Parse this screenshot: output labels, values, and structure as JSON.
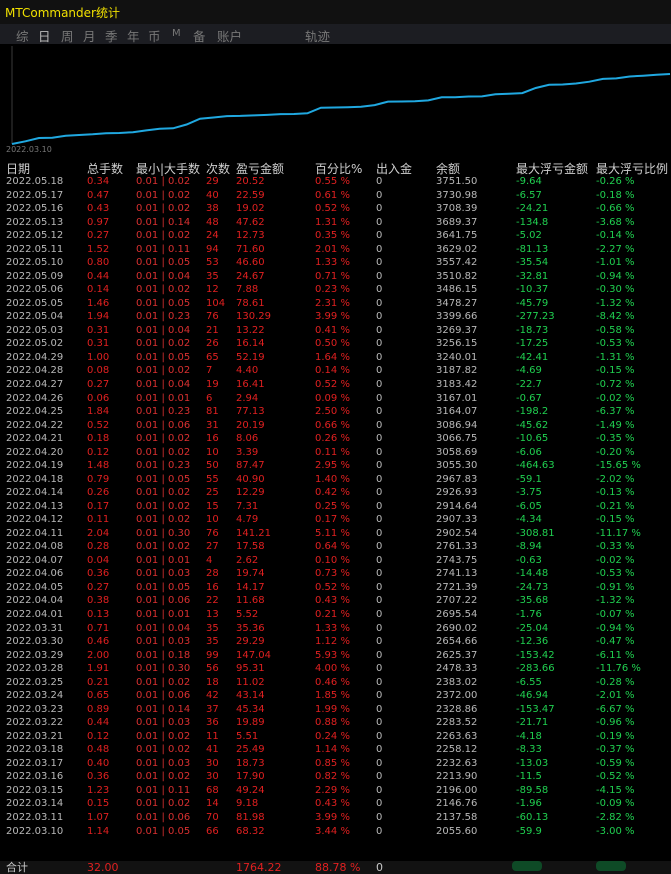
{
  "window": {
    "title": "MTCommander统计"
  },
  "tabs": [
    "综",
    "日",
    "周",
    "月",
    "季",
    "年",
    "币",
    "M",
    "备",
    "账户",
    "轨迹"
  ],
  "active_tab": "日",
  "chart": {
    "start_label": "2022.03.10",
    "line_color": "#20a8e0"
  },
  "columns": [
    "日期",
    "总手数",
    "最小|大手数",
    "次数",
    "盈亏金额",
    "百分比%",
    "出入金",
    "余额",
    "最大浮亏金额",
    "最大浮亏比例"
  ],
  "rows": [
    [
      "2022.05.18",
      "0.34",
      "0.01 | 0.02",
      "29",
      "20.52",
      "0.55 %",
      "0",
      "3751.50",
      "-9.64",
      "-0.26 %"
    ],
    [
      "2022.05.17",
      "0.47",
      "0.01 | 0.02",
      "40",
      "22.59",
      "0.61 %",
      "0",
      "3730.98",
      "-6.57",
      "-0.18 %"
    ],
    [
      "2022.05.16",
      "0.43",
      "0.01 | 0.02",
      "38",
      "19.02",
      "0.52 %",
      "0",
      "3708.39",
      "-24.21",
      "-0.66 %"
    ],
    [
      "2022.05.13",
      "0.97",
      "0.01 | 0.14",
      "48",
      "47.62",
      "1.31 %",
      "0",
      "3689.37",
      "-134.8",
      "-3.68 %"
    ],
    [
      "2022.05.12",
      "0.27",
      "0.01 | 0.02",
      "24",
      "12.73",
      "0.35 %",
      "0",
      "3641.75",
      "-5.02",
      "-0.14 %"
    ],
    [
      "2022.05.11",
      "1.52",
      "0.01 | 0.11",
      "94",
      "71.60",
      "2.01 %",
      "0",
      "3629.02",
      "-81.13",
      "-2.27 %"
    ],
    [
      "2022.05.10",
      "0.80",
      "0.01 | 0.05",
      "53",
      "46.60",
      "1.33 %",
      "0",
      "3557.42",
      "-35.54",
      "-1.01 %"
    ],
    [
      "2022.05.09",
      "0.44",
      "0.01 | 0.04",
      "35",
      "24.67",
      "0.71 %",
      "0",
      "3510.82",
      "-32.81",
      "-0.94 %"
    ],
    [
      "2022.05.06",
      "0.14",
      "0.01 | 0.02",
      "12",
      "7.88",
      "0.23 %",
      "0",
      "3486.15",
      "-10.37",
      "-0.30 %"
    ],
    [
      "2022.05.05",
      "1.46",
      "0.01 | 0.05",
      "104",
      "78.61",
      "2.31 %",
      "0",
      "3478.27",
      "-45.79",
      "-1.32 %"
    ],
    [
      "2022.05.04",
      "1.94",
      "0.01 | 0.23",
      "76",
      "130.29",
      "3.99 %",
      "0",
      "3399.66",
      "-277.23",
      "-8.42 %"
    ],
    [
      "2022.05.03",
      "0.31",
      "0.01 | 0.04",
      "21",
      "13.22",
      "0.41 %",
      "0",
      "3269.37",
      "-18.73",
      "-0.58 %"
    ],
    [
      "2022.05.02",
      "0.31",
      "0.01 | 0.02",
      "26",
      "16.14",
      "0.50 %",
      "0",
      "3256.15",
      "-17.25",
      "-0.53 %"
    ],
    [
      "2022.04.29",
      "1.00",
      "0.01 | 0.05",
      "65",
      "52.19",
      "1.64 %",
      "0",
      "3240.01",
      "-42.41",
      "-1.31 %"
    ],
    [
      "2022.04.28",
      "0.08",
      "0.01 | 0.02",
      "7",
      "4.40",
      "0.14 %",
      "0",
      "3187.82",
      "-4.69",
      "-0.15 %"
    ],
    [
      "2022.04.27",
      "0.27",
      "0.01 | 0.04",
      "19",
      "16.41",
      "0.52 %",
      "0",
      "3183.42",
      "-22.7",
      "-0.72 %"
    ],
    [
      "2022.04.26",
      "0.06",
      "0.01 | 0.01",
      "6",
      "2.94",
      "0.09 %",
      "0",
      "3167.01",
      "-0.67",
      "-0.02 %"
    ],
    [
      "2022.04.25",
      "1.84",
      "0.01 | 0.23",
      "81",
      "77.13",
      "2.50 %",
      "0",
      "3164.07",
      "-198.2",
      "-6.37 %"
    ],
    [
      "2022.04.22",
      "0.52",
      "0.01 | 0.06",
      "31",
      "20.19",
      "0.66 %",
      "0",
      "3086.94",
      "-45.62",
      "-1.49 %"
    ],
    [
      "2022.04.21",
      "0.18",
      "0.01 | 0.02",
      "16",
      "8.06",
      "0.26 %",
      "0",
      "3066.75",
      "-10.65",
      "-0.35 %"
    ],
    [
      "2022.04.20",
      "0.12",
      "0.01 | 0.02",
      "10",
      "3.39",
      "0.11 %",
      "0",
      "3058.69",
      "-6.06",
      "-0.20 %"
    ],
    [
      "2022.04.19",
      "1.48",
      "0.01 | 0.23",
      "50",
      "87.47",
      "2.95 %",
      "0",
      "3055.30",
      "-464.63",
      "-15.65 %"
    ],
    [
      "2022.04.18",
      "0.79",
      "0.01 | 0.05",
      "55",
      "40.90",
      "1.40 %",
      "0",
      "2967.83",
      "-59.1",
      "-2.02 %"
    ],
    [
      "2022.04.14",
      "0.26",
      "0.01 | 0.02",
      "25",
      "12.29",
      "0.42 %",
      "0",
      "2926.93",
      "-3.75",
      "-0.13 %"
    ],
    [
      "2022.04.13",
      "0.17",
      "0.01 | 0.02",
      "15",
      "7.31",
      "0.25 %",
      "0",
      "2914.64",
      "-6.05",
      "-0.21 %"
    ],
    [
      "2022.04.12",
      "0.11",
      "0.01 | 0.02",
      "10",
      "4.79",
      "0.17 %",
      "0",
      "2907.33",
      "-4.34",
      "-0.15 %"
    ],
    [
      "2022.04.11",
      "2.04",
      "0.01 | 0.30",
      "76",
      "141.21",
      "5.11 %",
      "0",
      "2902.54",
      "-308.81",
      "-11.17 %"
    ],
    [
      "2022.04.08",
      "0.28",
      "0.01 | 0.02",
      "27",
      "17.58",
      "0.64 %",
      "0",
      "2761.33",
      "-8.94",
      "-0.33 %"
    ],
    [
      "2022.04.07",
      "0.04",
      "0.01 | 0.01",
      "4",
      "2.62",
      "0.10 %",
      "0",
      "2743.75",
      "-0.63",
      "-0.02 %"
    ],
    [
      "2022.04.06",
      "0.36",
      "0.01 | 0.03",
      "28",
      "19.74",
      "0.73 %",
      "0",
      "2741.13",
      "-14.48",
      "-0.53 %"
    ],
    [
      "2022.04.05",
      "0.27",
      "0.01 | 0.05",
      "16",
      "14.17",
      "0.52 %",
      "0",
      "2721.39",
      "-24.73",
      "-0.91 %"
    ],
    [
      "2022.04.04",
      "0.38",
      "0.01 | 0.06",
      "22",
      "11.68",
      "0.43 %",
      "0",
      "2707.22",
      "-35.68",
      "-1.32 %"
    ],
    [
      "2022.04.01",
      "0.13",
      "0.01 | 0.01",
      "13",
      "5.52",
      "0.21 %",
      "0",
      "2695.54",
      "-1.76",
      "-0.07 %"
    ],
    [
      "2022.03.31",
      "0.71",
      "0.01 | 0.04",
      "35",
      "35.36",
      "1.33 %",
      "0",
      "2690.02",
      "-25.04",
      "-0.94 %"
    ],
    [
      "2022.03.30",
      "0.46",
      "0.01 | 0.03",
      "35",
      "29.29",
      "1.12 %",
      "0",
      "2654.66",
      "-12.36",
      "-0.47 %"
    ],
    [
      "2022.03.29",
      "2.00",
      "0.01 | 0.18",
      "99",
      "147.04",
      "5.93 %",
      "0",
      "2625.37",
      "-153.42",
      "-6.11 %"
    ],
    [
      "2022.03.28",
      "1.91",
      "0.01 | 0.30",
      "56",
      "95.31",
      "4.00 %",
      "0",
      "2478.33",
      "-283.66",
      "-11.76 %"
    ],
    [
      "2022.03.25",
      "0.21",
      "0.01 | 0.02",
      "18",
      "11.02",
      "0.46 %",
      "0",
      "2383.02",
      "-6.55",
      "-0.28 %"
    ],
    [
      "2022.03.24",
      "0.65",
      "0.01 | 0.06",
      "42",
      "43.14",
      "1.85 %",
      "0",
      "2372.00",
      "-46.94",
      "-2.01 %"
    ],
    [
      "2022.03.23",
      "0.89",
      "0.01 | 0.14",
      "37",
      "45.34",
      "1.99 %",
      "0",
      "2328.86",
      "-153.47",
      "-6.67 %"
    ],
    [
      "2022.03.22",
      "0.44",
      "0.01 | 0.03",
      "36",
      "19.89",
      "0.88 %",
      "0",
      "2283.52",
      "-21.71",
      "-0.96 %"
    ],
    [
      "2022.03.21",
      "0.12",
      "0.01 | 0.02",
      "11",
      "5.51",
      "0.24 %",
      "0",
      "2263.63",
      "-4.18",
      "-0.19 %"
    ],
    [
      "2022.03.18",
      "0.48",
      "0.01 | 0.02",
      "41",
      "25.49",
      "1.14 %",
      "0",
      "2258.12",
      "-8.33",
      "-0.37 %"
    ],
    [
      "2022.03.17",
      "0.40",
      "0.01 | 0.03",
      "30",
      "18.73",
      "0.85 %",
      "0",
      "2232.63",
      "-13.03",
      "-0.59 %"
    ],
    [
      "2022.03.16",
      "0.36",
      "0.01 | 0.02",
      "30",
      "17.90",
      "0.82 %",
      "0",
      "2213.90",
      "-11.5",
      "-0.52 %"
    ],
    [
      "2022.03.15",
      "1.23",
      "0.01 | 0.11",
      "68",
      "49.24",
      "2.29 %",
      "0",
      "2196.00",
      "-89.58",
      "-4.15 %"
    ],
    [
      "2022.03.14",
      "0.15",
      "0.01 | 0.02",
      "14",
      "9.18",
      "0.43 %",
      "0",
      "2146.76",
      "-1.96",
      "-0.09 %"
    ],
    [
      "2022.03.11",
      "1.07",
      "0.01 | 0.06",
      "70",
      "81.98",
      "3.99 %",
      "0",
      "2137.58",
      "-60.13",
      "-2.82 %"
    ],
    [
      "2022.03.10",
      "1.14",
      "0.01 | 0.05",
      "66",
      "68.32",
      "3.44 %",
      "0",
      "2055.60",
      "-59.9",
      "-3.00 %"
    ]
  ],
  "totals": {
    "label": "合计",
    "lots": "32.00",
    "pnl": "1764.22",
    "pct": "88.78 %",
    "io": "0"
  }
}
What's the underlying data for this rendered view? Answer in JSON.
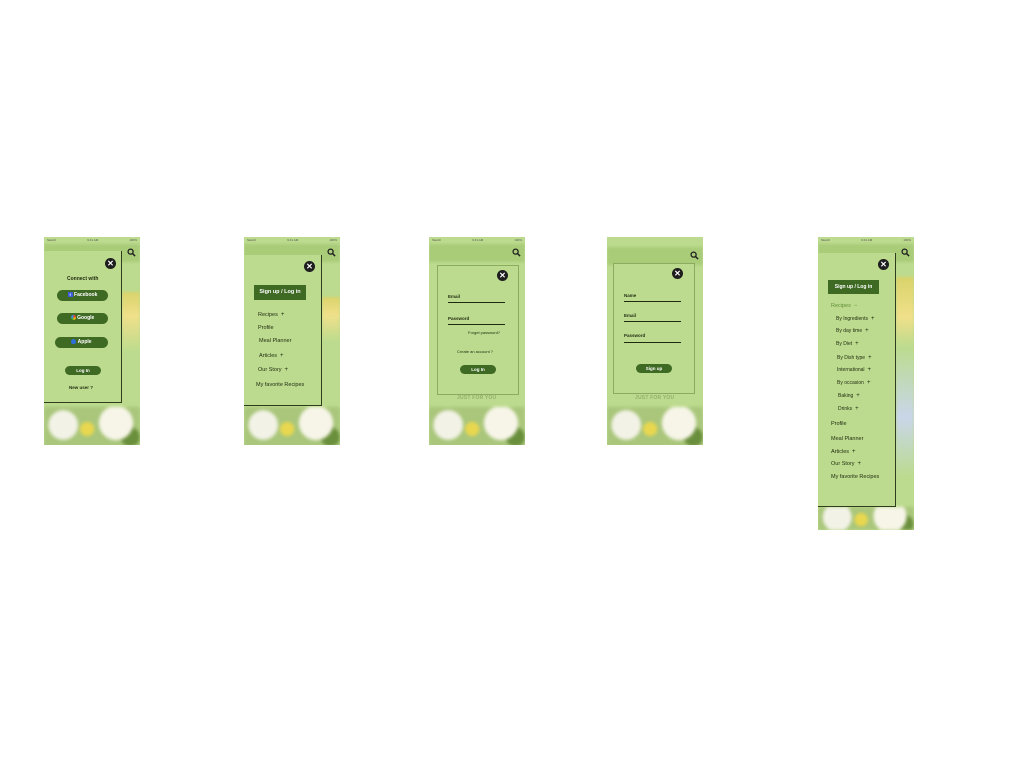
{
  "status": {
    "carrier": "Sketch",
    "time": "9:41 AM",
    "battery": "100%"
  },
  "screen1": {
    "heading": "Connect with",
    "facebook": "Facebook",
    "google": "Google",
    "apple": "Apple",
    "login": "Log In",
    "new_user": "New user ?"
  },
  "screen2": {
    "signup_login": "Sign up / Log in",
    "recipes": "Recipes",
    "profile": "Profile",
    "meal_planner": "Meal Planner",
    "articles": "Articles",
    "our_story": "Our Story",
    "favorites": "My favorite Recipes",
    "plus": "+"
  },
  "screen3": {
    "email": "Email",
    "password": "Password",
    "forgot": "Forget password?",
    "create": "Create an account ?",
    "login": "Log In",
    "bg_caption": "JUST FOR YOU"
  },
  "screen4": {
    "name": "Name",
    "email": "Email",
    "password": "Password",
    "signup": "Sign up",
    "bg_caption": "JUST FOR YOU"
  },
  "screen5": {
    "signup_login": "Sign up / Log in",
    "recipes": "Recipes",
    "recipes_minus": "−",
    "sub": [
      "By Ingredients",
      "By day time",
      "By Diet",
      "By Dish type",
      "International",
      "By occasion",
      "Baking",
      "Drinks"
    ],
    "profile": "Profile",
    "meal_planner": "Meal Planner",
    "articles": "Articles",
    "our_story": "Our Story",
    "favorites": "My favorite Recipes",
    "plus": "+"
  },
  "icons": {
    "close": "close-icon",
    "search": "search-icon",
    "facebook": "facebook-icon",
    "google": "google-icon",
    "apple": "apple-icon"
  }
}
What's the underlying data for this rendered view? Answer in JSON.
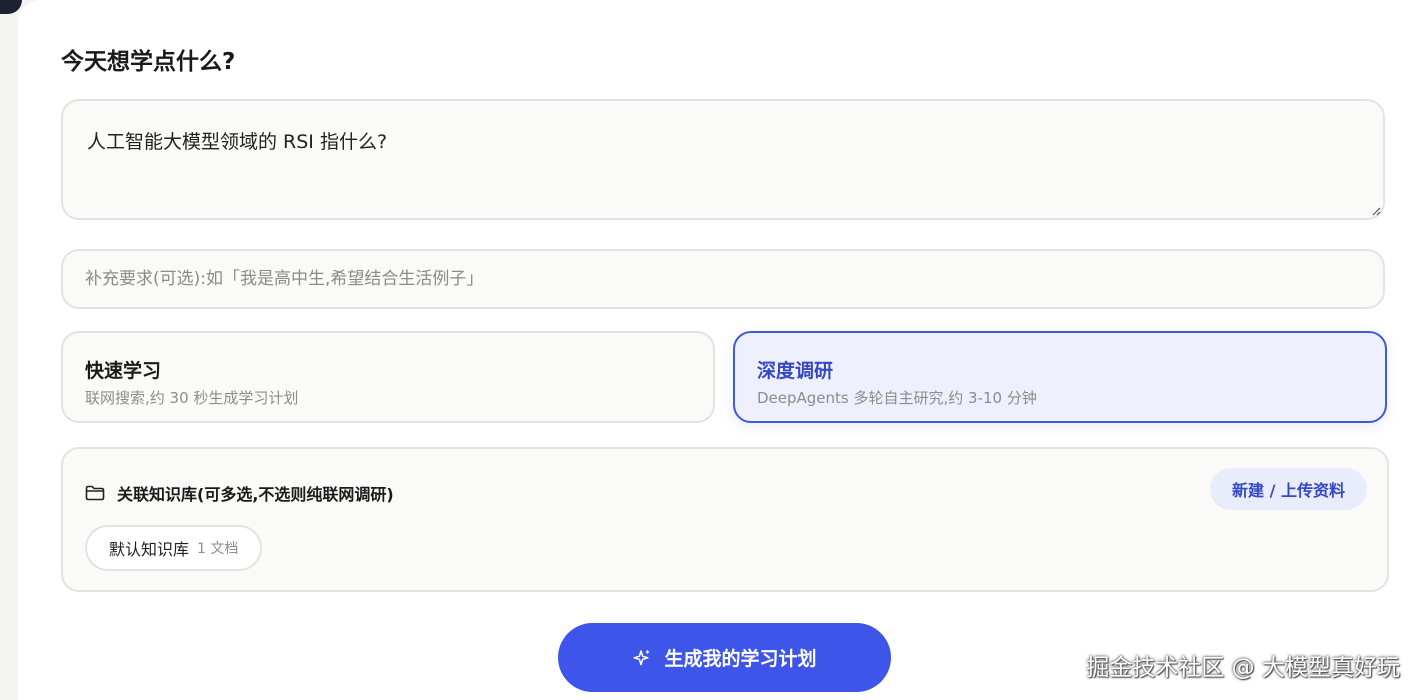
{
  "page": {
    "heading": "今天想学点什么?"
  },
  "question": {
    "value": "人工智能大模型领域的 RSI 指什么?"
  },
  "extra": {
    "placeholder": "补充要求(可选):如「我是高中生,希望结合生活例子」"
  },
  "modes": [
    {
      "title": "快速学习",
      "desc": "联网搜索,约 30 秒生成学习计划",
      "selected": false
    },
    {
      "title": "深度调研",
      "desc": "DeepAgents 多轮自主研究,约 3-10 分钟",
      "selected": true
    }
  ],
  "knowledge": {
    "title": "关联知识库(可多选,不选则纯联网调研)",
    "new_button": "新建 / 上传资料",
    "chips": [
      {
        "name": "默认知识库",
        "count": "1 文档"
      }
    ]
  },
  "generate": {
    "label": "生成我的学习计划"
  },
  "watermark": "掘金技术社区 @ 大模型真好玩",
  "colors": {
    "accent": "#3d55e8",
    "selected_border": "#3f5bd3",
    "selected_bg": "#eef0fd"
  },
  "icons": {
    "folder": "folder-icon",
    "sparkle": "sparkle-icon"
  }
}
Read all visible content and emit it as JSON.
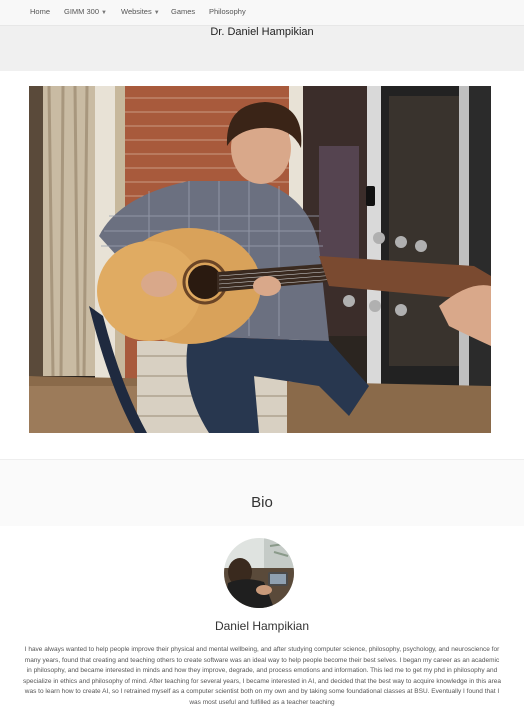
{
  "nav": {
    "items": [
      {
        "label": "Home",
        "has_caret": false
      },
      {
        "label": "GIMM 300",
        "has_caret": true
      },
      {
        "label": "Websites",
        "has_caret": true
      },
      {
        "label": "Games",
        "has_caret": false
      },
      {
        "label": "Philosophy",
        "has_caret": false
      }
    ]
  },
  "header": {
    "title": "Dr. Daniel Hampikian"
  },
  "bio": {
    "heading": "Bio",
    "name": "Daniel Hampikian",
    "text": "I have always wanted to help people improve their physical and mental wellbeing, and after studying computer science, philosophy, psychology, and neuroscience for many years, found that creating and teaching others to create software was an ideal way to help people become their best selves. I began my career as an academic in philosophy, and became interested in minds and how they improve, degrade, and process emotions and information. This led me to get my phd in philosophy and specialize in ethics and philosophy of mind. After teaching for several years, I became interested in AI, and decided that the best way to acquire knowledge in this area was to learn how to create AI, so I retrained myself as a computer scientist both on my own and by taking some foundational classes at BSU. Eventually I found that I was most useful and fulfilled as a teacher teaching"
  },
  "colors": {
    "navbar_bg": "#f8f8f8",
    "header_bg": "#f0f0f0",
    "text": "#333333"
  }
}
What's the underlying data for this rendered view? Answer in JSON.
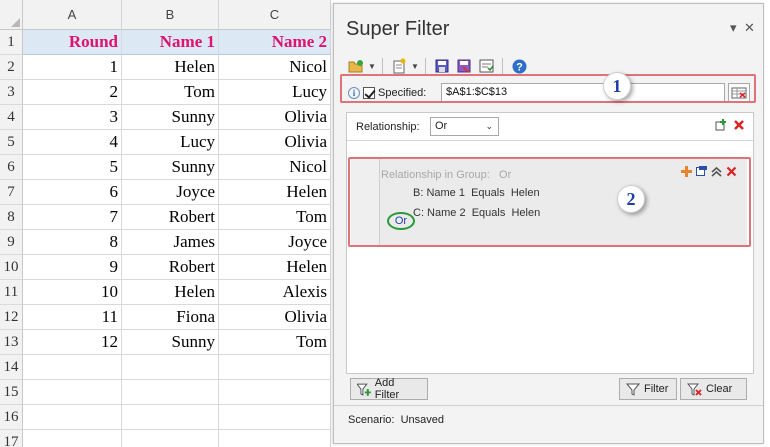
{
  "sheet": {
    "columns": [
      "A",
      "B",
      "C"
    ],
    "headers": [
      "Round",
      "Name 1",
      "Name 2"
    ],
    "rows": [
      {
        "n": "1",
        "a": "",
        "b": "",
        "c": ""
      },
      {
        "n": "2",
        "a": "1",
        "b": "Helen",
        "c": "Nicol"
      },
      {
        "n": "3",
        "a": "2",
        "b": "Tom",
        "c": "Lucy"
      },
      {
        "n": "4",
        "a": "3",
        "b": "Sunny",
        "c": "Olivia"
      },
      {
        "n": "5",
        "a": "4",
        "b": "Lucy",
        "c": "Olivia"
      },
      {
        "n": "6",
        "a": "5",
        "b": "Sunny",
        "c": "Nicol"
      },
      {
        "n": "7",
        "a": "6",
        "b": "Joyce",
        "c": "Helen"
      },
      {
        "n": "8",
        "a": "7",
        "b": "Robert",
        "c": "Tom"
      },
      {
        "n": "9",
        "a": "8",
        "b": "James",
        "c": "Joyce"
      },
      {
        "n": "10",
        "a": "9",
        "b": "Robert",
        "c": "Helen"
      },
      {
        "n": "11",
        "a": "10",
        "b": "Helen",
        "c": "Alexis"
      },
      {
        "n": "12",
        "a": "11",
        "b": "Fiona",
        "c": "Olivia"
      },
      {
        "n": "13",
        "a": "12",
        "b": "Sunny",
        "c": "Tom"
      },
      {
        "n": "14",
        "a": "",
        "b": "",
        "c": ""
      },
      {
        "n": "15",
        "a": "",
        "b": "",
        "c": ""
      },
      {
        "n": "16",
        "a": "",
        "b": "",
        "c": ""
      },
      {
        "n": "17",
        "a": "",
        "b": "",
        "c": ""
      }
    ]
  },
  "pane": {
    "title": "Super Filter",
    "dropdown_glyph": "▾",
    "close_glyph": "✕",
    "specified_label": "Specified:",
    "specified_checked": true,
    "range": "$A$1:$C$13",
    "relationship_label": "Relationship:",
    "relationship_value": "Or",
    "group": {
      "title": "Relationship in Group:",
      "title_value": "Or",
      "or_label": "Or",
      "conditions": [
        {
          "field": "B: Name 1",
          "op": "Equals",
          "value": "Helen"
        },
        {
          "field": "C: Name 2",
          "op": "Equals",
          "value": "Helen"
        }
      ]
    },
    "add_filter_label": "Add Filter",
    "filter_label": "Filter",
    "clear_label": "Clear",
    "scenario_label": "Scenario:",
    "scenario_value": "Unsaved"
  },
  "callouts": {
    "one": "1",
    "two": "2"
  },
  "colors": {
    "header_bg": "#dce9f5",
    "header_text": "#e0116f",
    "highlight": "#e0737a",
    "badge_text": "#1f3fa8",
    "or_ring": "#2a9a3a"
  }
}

**Task objective:** Copy each line from the data above that includes "knowledge".

**Task output:**
  "knowledge": {
    "text": "I have always wanted to help people improve their physical and mental wellbeing, and after studying computer science, philosophy, psychology, and neuroscience for many years, found that creating and teaching others to create software was an ideal way to help people become their best selves. I began my career as an academic in philosophy, and became interested in minds and how they improve, degrade, and process emotions and information. This led me to get my phd in philosophy and specialize in ethics and philosophy of mind. After teaching for several years, I became interested in AI, and decided that the best way to acquire knowledge in this area was to learn how to create AI, so I retrained myself as a computer scientist both on my own and by taking some foundational classes at BSU. Eventually I found that I was most useful and fulfilled as a teacher teaching"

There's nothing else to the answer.